# start of Source passage
Example /etc/haproxy/errors/401.http content:
HTTP/1.0 401 Unauthenticated
Cache-Control: no-cache
Connection: close
Content-Type: text/html
<html><body><h1>401 Unauthenticated</h1>
</body></html>
Example /etc/haproxy/errors/429.http content:
HTTP/1.0 429 Too many requests
Cache-Control: no-cache
Connection: close
Content-Type: text/html
<html><body><h1>429 Too many requests</h1>
</body></html>
UPDATE / SUMMARY:
I created a blog article here about the process I went through and my config file has changed slightly from below:
https://medium.com/#silverbackdan/installing-couchdb-2-0-nosql-with-centos-7-and-certbot-lets-encrypt-f412198c3051#.216m9mk1m
Main issues with HTTPS:
If running HTTP and HTTPS, shard dbs appear on HTTPS
Fauxton features lacking over HTTPS (admin user management, config management, setup wizard, Mango indexing/querying)
Not sure if they should be, but databases over HTTP and HTTPS are not the same
I hope I'm just missing something really obvious
ORIGINAL POST:
I'm trying to configure HTTPS (SSL) with CouchDB 2.0. I'm compiling a guide for others to be able to follow as well but have come across some issues.
# end of Source passage
#### Objectives
1 > Answer these about the CouchDB HTTPS post:
(a) What first line does the example 429.http file have?
(b) Which CouchDB version is the poster setting up HTTPS with?
(c) When both HTTP and HTTPS are running, on which one do shard dbs appear?
2 > Repeat the CouchDB HTTPS post word for word, from "Not sure if" to "across some issues.".
The material after this comes from a separate source.
# start of Dataset excerpt
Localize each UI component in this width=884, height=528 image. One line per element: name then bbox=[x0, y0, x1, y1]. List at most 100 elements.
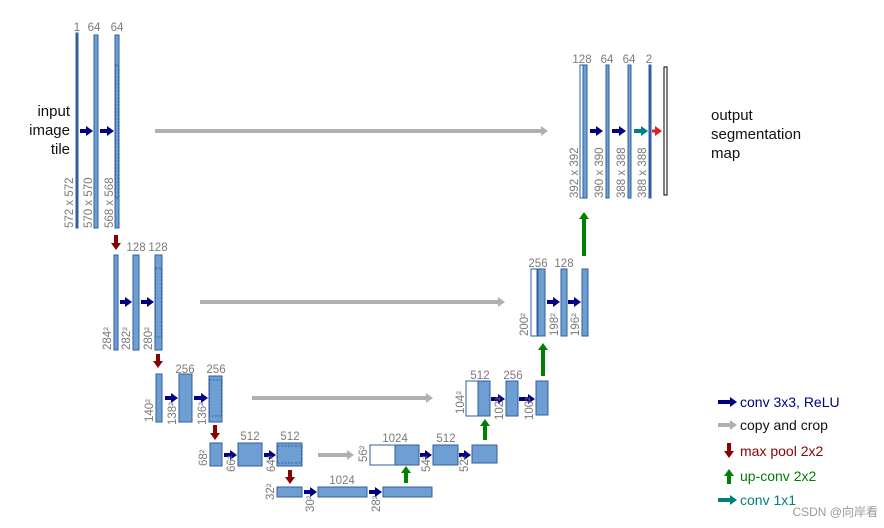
# end of Dataset excerpt
#### Solutions
1 >
(a) HTTP/1.0 429 Too many requests
(b) CouchDB 2.0
(c) HTTPS

2 >
Not sure if they should be, but databases over HTTP and HTTPS are not the same
I hope I'm just missing something really obvious
ORIGINAL POST:
I'm trying to configure HTTPS (SSL) with CouchDB 2.0. I'm compiling a guide for others to be able to follow as well but have come across some issues.